━━━━━ DATASET CONTENT

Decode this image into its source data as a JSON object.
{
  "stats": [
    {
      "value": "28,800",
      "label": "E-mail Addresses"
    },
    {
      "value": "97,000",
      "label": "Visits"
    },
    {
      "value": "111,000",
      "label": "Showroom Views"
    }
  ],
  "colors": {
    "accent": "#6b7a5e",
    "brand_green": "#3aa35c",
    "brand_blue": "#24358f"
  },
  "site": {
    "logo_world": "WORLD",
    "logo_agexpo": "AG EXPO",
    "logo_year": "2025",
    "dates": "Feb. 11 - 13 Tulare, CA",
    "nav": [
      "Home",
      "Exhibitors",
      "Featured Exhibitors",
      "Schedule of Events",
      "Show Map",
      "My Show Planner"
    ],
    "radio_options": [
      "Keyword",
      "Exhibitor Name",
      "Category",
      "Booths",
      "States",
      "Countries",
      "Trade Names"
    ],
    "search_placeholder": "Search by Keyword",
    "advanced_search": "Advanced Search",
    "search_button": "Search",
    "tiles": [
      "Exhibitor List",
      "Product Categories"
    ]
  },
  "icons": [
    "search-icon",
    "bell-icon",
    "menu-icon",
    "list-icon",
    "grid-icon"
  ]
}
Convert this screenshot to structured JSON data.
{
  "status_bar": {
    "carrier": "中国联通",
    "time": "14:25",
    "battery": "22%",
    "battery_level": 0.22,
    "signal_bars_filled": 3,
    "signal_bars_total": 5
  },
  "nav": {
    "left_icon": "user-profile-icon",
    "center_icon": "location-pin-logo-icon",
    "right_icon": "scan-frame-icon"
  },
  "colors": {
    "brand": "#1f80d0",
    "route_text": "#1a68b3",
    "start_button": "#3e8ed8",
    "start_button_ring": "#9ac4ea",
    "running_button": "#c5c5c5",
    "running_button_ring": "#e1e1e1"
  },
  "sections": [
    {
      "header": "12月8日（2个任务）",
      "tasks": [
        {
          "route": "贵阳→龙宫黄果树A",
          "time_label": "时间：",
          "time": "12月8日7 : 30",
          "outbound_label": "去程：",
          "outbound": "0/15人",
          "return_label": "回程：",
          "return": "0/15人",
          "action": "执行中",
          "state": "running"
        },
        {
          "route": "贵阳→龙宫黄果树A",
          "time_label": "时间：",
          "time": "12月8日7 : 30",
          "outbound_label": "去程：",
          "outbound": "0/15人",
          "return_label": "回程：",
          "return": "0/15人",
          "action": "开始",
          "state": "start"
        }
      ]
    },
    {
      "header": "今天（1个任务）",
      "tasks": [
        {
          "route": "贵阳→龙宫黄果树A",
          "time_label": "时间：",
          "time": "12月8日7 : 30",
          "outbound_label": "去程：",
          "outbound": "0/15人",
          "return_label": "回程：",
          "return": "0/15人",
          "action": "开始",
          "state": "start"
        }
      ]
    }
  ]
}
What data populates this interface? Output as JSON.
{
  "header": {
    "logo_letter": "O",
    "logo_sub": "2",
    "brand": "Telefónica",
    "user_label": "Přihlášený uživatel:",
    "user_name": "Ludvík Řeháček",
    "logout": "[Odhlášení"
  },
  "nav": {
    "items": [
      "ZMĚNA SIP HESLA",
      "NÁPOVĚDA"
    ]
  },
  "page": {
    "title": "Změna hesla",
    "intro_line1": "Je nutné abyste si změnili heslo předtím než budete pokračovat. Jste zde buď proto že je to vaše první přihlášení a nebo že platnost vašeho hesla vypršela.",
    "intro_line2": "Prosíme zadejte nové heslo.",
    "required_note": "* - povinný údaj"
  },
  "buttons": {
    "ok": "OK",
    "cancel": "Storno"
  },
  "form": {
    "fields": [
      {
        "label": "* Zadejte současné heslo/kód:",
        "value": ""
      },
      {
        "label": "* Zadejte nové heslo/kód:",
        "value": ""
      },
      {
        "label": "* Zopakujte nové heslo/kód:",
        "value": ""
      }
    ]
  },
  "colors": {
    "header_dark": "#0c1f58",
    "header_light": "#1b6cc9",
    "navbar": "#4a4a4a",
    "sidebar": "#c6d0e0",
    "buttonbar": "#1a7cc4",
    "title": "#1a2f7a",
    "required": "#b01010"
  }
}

━━━━━━━━━━

Using the material above, print every entry exactly as written.

_OUTPUT FOR THIS TASK_.
Decode this image into its source data as a JSON object.
{
  "stats": [
    {
      "value": "28,800",
      "label": "E-mail Addresses"
    },
    {
      "value": "97,000",
      "label": "Visits"
    },
    {
      "value": "111,000",
      "label": "Showroom Views"
    }
  ],
  "colors": {
    "accent": "#6b7a5e",
    "brand_green": "#3aa35c",
    "brand_blue": "#24358f"
  },
  "site": {
    "logo_world": "WORLD",
    "logo_agexpo": "AG EXPO",
    "logo_year": "2025",
    "dates": "Feb. 11 - 13 Tulare, CA",
    "nav": [
      "Home",
      "Exhibitors",
      "Featured Exhibitors",
      "Schedule of Events",
      "Show Map",
      "My Show Planner"
    ],
    "radio_options": [
      "Keyword",
      "Exhibitor Name",
      "Category",
      "Booths",
      "States",
      "Countries",
      "Trade Names"
    ],
    "search_placeholder": "Search by Keyword",
    "advanced_search": "Advanced Search",
    "search_button": "Search",
    "tiles": [
      "Exhibitor List",
      "Product Categories"
    ]
  },
  "icons": [
    "search-icon",
    "bell-icon",
    "menu-icon",
    "list-icon",
    "grid-icon"
  ]
}
Convert this screenshot to structured JSON data.
{
  "status_bar": {
    "carrier": "中国联通",
    "time": "14:25",
    "battery": "22%",
    "battery_level": 0.22,
    "signal_bars_filled": 3,
    "signal_bars_total": 5
  },
  "nav": {
    "left_icon": "user-profile-icon",
    "center_icon": "location-pin-logo-icon",
    "right_icon": "scan-frame-icon"
  },
  "colors": {
    "brand": "#1f80d0",
    "route_text": "#1a68b3",
    "start_button": "#3e8ed8",
    "start_button_ring": "#9ac4ea",
    "running_button": "#c5c5c5",
    "running_button_ring": "#e1e1e1"
  },
  "sections": [
    {
      "header": "12月8日（2个任务）",
      "tasks": [
        {
          "route": "贵阳→龙宫黄果树A",
          "time_label": "时间：",
          "time": "12月8日7 : 30",
          "outbound_label": "去程：",
          "outbound": "0/15人",
          "return_label": "回程：",
          "return": "0/15人",
          "action": "执行中",
          "state": "running"
        },
        {
          "route": "贵阳→龙宫黄果树A",
          "time_label": "时间：",
          "time": "12月8日7 : 30",
          "outbound_label": "去程：",
          "outbound": "0/15人",
          "return_label": "回程：",
          "return": "0/15人",
          "action": "开始",
          "state": "start"
        }
      ]
    },
    {
      "header": "今天（1个任务）",
      "tasks": [
        {
          "route": "贵阳→龙宫黄果树A",
          "time_label": "时间：",
          "time": "12月8日7 : 30",
          "outbound_label": "去程：",
          "outbound": "0/15人",
          "return_label": "回程：",
          "return": "0/15人",
          "action": "开始",
          "state": "start"
        }
      ]
    }
  ]
}
What data populates this interface? Output as JSON.
{
  "header": {
    "logo_letter": "O",
    "logo_sub": "2",
    "brand": "Telefónica",
    "user_label": "Přihlášený uživatel:",
    "user_name": "Ludvík Řeháček",
    "logout": "[Odhlášení"
  },
  "nav": {
    "items": [
      "ZMĚNA SIP HESLA",
      "NÁPOVĚDA"
    ]
  },
  "page": {
    "title": "Změna hesla",
    "intro_line1": "Je nutné abyste si změnili heslo předtím než budete pokračovat. Jste zde buď proto že je to vaše první přihlášení a nebo že platnost vašeho hesla vypršela.",
    "intro_line2": "Prosíme zadejte nové heslo.",
    "required_note": "* - povinný údaj"
  },
  "buttons": {
    "ok": "OK",
    "cancel": "Storno"
  },
  "form": {
    "fields": [
      {
        "label": "* Zadejte současné heslo/kód:",
        "value": ""
      },
      {
        "label": "* Zadejte nové heslo/kód:",
        "value": ""
      },
      {
        "label": "* Zopakujte nové heslo/kód:",
        "value": ""
      }
    ]
  },
  "colors": {
    "header_dark": "#0c1f58",
    "header_light": "#1b6cc9",
    "navbar": "#4a4a4a",
    "sidebar": "#c6d0e0",
    "buttonbar": "#1a7cc4",
    "title": "#1a2f7a",
    "required": "#b01010"
  }
}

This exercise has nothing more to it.